◆ Instructions for the task ◆
Without the pictures, repeat the listing character for character.

━━ Information supplied

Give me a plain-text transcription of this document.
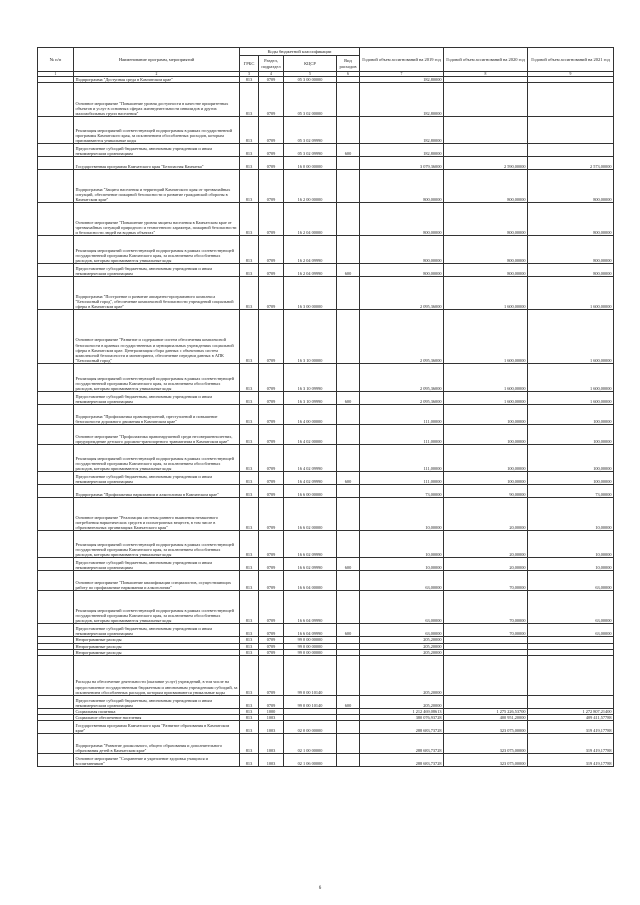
№ п/п	Наименование программ, мероприятий	Коды бюджетной классификации				Годовой объем ассигнований на 2019 год	Годовой объем ассигнований на 2020 год	Годовой объем ассигнований на 2021 год
		ГРБС	Раздел, подраздел	КЦСР	Вид расходов			
1	2	3	4	5	6	7	8	9
	Подпрограмма "Доступная среда в Камчатском крае"	813	0709	05 3 00 00000		182,80000		
	Основное мероприятие "Повышение уровня доступности в качестве приоритетных объектов и услуг в основных сферах жизнедеятельности инвалидов и других маломобильных групп населения"	813	0709	05 3 02 00000		182,80000		
	Реализация мероприятий соответствующей подпрограммы в рамках государственной программы Камчатского края, за исключением обособленных расходов, которым присваиваются уникальные коды	813	0709	05 3 02 09990		182,80000		
	Предоставление субсидий бюджетным, автономным учреждениям и иным некоммерческим организациям	813	0709	05 3 02 09990	600	182,80000		
	Государственная программа Камчатского края "Безопасная Камчатка"	813	0709	16 0 00 00000		3 079,36000	2 590,00000	2 573,00000
	Подпрограмма "Защита населения и территорий Камчатского края от чрезвычайных ситуаций, обеспечение пожарной безопасности и развитие гражданской обороны в Камчатском крае"	813	0709	16 2 00 00000		800,00000	800,00000	800,00000
	Основное мероприятие "Повышение уровня защиты населения в Камчатском крае от чрезвычайных ситуаций природного и техногенного характера, пожарной безопасности и безопасности людей на водных объектах"	813	0709	16 2 04 00000		800,00000	800,00000	800,00000
	Реализация мероприятий соответствующей подпрограммы в рамках соответствующей государственной программы Камчатского края, за исключением обособленных расходов, которым присваиваются уникальные коды	813	0709	16 2 04 09990		800,00000	800,00000	800,00000
	Предоставление субсидий бюджетным, автономным учреждениям и иным некоммерческим организациям	813	0709	16 2 04 09990	600	800,00000	800,00000	800,00000
	Подпрограмма "Построение и развитие аппаратно-программного комплекса "Безопасный город", обеспечение комплексной безопасности учреждений социальной сферы в Камчатском крае"	813	0709	16 3 00 00000		2 095,36000	1 600,00000	1 600,00000
	Основное мероприятие "Развитие и содержание систем обеспечения комплексной безопасности в краевых государственных и муниципальных учреждениях социальной сферы в Камчатском крае. Централизация сбора данных с объектовых систем комплексной безопасности и мониторинга, обеспечение передачи данных в АПК "Безопасный город"	813	0709	16 3 10 00000		2 095,36000	1 600,00000	1 600,00000
	Реализация мероприятий соответствующей подпрограммы в рамках соответствующей государственной программы Камчатского края, за исключением обособленных расходов, которым присваиваются уникальные коды	813	0709	16 3 10 09990		2 095,36000	1 600,00000	1 600,00000
	Предоставление субсидий бюджетным, автономным учреждениям и иным некоммерческим организациям	813	0709	16 3 10 09990	600	2 095,36000	1 600,00000	1 600,00000
	Подпрограмма "Профилактика правонарушений, преступлений и повышение безопасности дорожного движения в Камчатском крае"	813	0709	16 4 00 00000		111,00000	100,00000	100,00000
	Основное мероприятие "Профилактика правонарушений среди несовершеннолетних, предупреждение детского дорожно-транспортного травматизма в Камчатском крае"	813	0709	16 4 02 00000		111,00000	100,00000	100,00000
	Реализация мероприятий соответствующей подпрограммы в рамках соответствующей государственной программы Камчатского края, за исключением обособленных расходов, которым присваиваются уникальные коды	813	0709	16 4 02 09990		111,00000	100,00000	100,00000
	Предоставление субсидий бюджетным, автономным учреждениям и иным некоммерческим организациям	813	0709	16 4 02 09990	600	111,00000	100,00000	100,00000
	Подпрограмма "Профилактика наркомании и алкоголизма в Камчатском крае"	813	0709	16 6 00 00000		73,00000	90,00000	73,00000
	Основное мероприятие "Реализация системы раннего выявления незаконного потребления наркотических средств и психотропных веществ, в том числе в образовательных организациях Камчатского края"	813	0709	16 6 02 00000		10,00000	20,00000	10,00000
	Реализация мероприятий соответствующей подпрограммы в рамках соответствующей государственной программы Камчатского края, за исключением обособленных расходов, которым присваиваются уникальные коды	813	0709	16 6 02 09990		10,00000	20,00000	10,00000
	Предоставление субсидий бюджетным, автономным учреждениям и иным некоммерческим организациям	813	0709	16 6 02 09990	600	10,00000	20,00000	10,00000
	Основное мероприятие "Повышение квалификации специалистов, осуществляющих работу по профилактике наркомании и алкоголизма"	813	0709	16 6 04 00000		63,00000	70,00000	63,00000
	Реализация мероприятий соответствующей подпрограммы в рамках соответствующей государственной программы Камчатского края, за исключением обособленных расходов, которым присваиваются уникальные коды	813	0709	16 6 04 09990		63,00000	70,00000	63,00000
	Предоставление субсидий бюджетным, автономным учреждениям и иным некоммерческим организациям	813	0709	16 6 04 09990	600	63,00000	70,00000	63,00000
	Непрограммные расходы	813	0709	99 0 00 00000		205,20000		
	Непрограммные расходы	813	0709	99 0 00 00000		205,20000		
	Непрограммные расходы	813	0709	99 0 00 00000		205,20000		
	Расходы на обеспечение деятельности (оказание услуг) учреждений, в том числе на предоставление государственным бюджетным и автономным учреждениям субсидий, за исключением обособленных расходов, которым присваиваются уникальные коды	813	0709	99 0 00 10140		205,20000		
	Предоставление субсидий бюджетным, автономным учреждениям и иным некоммерческим организациям	813	0709	99 0 00 10140	600	205,20000		
	Социальная политика	813	1000			1 212 469,08613	1 275 226,53700	1 272 807,21400
	Социальное обеспечение населения	813	1003			380 076,93728	400 951,20000	409 411,57788
	Государственная программа Камчатского края "Развитие образования в Камчатском крае"	813	1003	02 0 00 00000		288 683,73728	323 075,00000	319 419,17788
	Подпрограмма "Развитие дошкольного, общего образования и дополнительного образования детей в Камчатском крае"	813	1003	02 1 00 00000		288 683,73728	323 075,00000	319 419,17788
	Основное мероприятие "Сохранение и укрепление здоровья учащихся и воспитанников"	813	1003	02 1 06 00000		288 683,73728	323 075,00000	319 419,17788
6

━━━━

◆ Exercise response ◆
Give me a plain-text transcription of this document.
№ п/п	Наименование программ, мероприятий	Коды бюджетной классификации				Годовой объем ассигнований на 2019 год	Годовой объем ассигнований на 2020 год	Годовой объем ассигнований на 2021 год
		ГРБС	Раздел, подраздел	КЦСР	Вид расходов			
1	2	3	4	5	6	7	8	9
	Подпрограмма "Доступная среда в Камчатском крае"	813	0709	05 3 00 00000		182,80000		
	Основное мероприятие "Повышение уровня доступности в качестве приоритетных объектов и услуг в основных сферах жизнедеятельности инвалидов и других маломобильных групп населения"	813	0709	05 3 02 00000		182,80000		
	Реализация мероприятий соответствующей подпрограммы в рамках государственной программы Камчатского края, за исключением обособленных расходов, которым присваиваются уникальные коды	813	0709	05 3 02 09990		182,80000		
	Предоставление субсидий бюджетным, автономным учреждениям и иным некоммерческим организациям	813	0709	05 3 02 09990	600	182,80000		
	Государственная программа Камчатского края "Безопасная Камчатка"	813	0709	16 0 00 00000		3 079,36000	2 590,00000	2 573,00000
	Подпрограмма "Защита населения и территорий Камчатского края от чрезвычайных ситуаций, обеспечение пожарной безопасности и развитие гражданской обороны в Камчатском крае"	813	0709	16 2 00 00000		800,00000	800,00000	800,00000
	Основное мероприятие "Повышение уровня защиты населения в Камчатском крае от чрезвычайных ситуаций природного и техногенного характера, пожарной безопасности и безопасности людей на водных объектах"	813	0709	16 2 04 00000		800,00000	800,00000	800,00000
	Реализация мероприятий соответствующей подпрограммы в рамках соответствующей государственной программы Камчатского края, за исключением обособленных расходов, которым присваиваются уникальные коды	813	0709	16 2 04 09990		800,00000	800,00000	800,00000
	Предоставление субсидий бюджетным, автономным учреждениям и иным некоммерческим организациям	813	0709	16 2 04 09990	600	800,00000	800,00000	800,00000
	Подпрограмма "Построение и развитие аппаратно-программного комплекса "Безопасный город", обеспечение комплексной безопасности учреждений социальной сферы в Камчатском крае"	813	0709	16 3 00 00000		2 095,36000	1 600,00000	1 600,00000
	Основное мероприятие "Развитие и содержание систем обеспечения комплексной безопасности в краевых государственных и муниципальных учреждениях социальной сферы в Камчатском крае. Централизация сбора данных с объектовых систем комплексной безопасности и мониторинга, обеспечение передачи данных в АПК "Безопасный город"	813	0709	16 3 10 00000		2 095,36000	1 600,00000	1 600,00000
	Реализация мероприятий соответствующей подпрограммы в рамках соответствующей государственной программы Камчатского края, за исключением обособленных расходов, которым присваиваются уникальные коды	813	0709	16 3 10 09990		2 095,36000	1 600,00000	1 600,00000
	Предоставление субсидий бюджетным, автономным учреждениям и иным некоммерческим организациям	813	0709	16 3 10 09990	600	2 095,36000	1 600,00000	1 600,00000
	Подпрограмма "Профилактика правонарушений, преступлений и повышение безопасности дорожного движения в Камчатском крае"	813	0709	16 4 00 00000		111,00000	100,00000	100,00000
	Основное мероприятие "Профилактика правонарушений среди несовершеннолетних, предупреждение детского дорожно-транспортного травматизма в Камчатском крае"	813	0709	16 4 02 00000		111,00000	100,00000	100,00000
	Реализация мероприятий соответствующей подпрограммы в рамках соответствующей государственной программы Камчатского края, за исключением обособленных расходов, которым присваиваются уникальные коды	813	0709	16 4 02 09990		111,00000	100,00000	100,00000
	Предоставление субсидий бюджетным, автономным учреждениям и иным некоммерческим организациям	813	0709	16 4 02 09990	600	111,00000	100,00000	100,00000
	Подпрограмма "Профилактика наркомании и алкоголизма в Камчатском крае"	813	0709	16 6 00 00000		73,00000	90,00000	73,00000
	Основное мероприятие "Реализация системы раннего выявления незаконного потребления наркотических средств и психотропных веществ, в том числе в образовательных организациях Камчатского края"	813	0709	16 6 02 00000		10,00000	20,00000	10,00000
	Реализация мероприятий соответствующей подпрограммы в рамках соответствующей государственной программы Камчатского края, за исключением обособленных расходов, которым присваиваются уникальные коды	813	0709	16 6 02 09990		10,00000	20,00000	10,00000
	Предоставление субсидий бюджетным, автономным учреждениям и иным некоммерческим организациям	813	0709	16 6 02 09990	600	10,00000	20,00000	10,00000
	Основное мероприятие "Повышение квалификации специалистов, осуществляющих работу по профилактике наркомании и алкоголизма"	813	0709	16 6 04 00000		63,00000	70,00000	63,00000
	Реализация мероприятий соответствующей подпрограммы в рамках соответствующей государственной программы Камчатского края, за исключением обособленных расходов, которым присваиваются уникальные коды	813	0709	16 6 04 09990		63,00000	70,00000	63,00000
	Предоставление субсидий бюджетным, автономным учреждениям и иным некоммерческим организациям	813	0709	16 6 04 09990	600	63,00000	70,00000	63,00000
	Непрограммные расходы	813	0709	99 0 00 00000		205,20000		
	Непрограммные расходы	813	0709	99 0 00 00000		205,20000		
	Непрограммные расходы	813	0709	99 0 00 00000		205,20000		
	Расходы на обеспечение деятельности (оказание услуг) учреждений, в том числе на предоставление государственным бюджетным и автономным учреждениям субсидий, за исключением обособленных расходов, которым присваиваются уникальные коды	813	0709	99 0 00 10140		205,20000		
	Предоставление субсидий бюджетным, автономным учреждениям и иным некоммерческим организациям	813	0709	99 0 00 10140	600	205,20000		
	Социальная политика	813	1000			1 212 469,08613	1 275 226,53700	1 272 807,21400
	Социальное обеспечение населения	813	1003			380 076,93728	400 951,20000	409 411,57788
	Государственная программа Камчатского края "Развитие образования в Камчатском крае"	813	1003	02 0 00 00000		288 683,73728	323 075,00000	319 419,17788
	Подпрограмма "Развитие дошкольного, общего образования и дополнительного образования детей в Камчатском крае"	813	1003	02 1 00 00000		288 683,73728	323 075,00000	319 419,17788
	Основное мероприятие "Сохранение и укрепление здоровья учащихся и воспитанников"	813	1003	02 1 06 00000		288 683,73728	323 075,00000	319 419,17788
6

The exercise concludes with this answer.